Collection entries:

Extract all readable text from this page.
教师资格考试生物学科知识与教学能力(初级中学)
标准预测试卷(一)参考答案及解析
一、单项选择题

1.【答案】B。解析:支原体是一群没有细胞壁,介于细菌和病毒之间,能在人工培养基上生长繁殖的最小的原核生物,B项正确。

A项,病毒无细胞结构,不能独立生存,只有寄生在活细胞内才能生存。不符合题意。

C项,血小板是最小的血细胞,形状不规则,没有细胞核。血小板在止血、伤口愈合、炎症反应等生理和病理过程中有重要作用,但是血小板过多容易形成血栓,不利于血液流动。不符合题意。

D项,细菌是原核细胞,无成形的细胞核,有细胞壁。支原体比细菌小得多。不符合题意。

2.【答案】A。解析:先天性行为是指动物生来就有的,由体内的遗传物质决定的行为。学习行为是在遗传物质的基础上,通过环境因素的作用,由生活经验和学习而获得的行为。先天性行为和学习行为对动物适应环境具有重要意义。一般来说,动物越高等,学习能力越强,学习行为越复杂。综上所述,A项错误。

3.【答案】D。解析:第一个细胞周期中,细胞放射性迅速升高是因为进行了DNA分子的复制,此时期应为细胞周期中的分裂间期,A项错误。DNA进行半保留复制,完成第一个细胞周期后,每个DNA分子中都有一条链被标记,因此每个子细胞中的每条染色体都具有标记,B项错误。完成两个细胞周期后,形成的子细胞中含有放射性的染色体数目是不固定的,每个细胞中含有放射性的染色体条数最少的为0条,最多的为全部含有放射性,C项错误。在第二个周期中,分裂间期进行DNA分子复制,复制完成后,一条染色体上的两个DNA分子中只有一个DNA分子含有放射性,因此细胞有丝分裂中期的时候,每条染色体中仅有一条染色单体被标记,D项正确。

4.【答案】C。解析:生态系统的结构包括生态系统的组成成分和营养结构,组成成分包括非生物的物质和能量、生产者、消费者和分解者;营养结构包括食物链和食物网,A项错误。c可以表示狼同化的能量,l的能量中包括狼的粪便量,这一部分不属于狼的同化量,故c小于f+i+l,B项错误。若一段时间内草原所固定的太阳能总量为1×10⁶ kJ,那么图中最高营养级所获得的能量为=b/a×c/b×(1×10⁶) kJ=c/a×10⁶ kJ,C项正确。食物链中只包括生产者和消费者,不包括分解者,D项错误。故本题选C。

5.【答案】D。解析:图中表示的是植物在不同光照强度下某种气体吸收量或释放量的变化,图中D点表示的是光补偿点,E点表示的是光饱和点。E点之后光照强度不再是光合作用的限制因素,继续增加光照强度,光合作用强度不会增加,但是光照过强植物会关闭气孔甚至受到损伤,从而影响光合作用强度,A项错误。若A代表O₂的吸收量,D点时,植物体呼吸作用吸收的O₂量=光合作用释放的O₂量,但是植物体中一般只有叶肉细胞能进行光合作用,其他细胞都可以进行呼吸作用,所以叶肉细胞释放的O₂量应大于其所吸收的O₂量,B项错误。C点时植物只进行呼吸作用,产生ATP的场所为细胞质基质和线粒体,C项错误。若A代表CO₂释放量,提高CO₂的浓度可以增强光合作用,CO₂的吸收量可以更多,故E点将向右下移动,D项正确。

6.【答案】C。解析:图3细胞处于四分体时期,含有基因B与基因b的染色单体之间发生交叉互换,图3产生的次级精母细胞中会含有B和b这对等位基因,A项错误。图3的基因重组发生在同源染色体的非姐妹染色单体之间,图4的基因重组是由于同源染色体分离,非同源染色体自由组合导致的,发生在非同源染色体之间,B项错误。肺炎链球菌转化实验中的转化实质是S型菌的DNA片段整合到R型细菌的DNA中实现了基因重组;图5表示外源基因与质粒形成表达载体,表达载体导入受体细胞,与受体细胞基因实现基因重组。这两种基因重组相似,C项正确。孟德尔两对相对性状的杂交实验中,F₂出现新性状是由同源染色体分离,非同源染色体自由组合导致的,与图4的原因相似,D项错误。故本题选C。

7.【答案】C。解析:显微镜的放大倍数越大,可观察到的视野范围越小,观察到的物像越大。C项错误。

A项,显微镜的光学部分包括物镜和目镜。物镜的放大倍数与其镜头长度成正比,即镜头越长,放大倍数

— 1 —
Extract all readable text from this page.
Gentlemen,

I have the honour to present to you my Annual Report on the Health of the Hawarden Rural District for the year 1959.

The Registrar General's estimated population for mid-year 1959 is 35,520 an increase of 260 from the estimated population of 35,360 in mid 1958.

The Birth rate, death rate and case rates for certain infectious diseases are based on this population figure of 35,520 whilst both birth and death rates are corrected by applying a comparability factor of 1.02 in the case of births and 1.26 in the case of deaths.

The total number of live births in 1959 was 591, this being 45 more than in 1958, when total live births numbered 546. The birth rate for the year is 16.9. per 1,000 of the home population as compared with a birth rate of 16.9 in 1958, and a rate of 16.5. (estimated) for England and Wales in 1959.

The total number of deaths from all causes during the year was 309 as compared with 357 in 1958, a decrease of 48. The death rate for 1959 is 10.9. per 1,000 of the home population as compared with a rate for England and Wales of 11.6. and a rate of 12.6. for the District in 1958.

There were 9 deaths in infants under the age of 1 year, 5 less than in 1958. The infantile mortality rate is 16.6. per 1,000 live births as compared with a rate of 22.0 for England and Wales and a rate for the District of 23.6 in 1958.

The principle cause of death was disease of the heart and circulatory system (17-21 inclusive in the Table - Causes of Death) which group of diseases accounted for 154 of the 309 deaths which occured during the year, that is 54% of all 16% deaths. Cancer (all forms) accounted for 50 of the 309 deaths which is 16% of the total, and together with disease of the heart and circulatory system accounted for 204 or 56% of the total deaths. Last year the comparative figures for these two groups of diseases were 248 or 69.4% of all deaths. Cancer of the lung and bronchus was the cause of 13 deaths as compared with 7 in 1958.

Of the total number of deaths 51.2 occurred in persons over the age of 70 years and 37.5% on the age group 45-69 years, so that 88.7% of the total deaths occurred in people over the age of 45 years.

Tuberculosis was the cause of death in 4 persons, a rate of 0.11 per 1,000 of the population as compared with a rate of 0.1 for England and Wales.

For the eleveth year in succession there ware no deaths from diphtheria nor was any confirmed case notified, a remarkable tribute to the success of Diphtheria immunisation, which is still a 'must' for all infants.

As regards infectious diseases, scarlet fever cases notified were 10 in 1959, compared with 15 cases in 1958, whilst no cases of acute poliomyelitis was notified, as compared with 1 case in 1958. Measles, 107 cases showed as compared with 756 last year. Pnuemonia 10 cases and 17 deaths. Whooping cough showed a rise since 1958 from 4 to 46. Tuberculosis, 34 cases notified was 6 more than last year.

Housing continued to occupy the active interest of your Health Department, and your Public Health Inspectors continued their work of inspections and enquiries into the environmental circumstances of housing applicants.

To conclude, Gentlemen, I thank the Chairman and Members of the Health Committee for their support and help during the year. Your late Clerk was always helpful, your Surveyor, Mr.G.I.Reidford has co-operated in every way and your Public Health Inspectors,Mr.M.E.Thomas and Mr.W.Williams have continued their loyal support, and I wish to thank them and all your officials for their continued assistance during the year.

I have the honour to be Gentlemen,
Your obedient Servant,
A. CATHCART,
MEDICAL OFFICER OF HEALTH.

#### [STATED PROBLEM]
Search the records for the word "不符合题意" and copy every line where it occurs.

#### [OUTPUT FOR THIS TASK]
A项,病毒无细胞结构,不能独立生存,只有寄生在活细胞内才能生存。不符合题意。
C项,血小板是最小的血细胞,形状不规则,没有细胞核。血小板在止血、伤口愈合、炎症反应等生理和病理过程中有重要作用,但是血小板过多容易形成血栓,不利于血液流动。不符合题意。
D项,细菌是原核细胞,无成形的细胞核,有细胞壁。支原体比细菌小得多。不符合题意。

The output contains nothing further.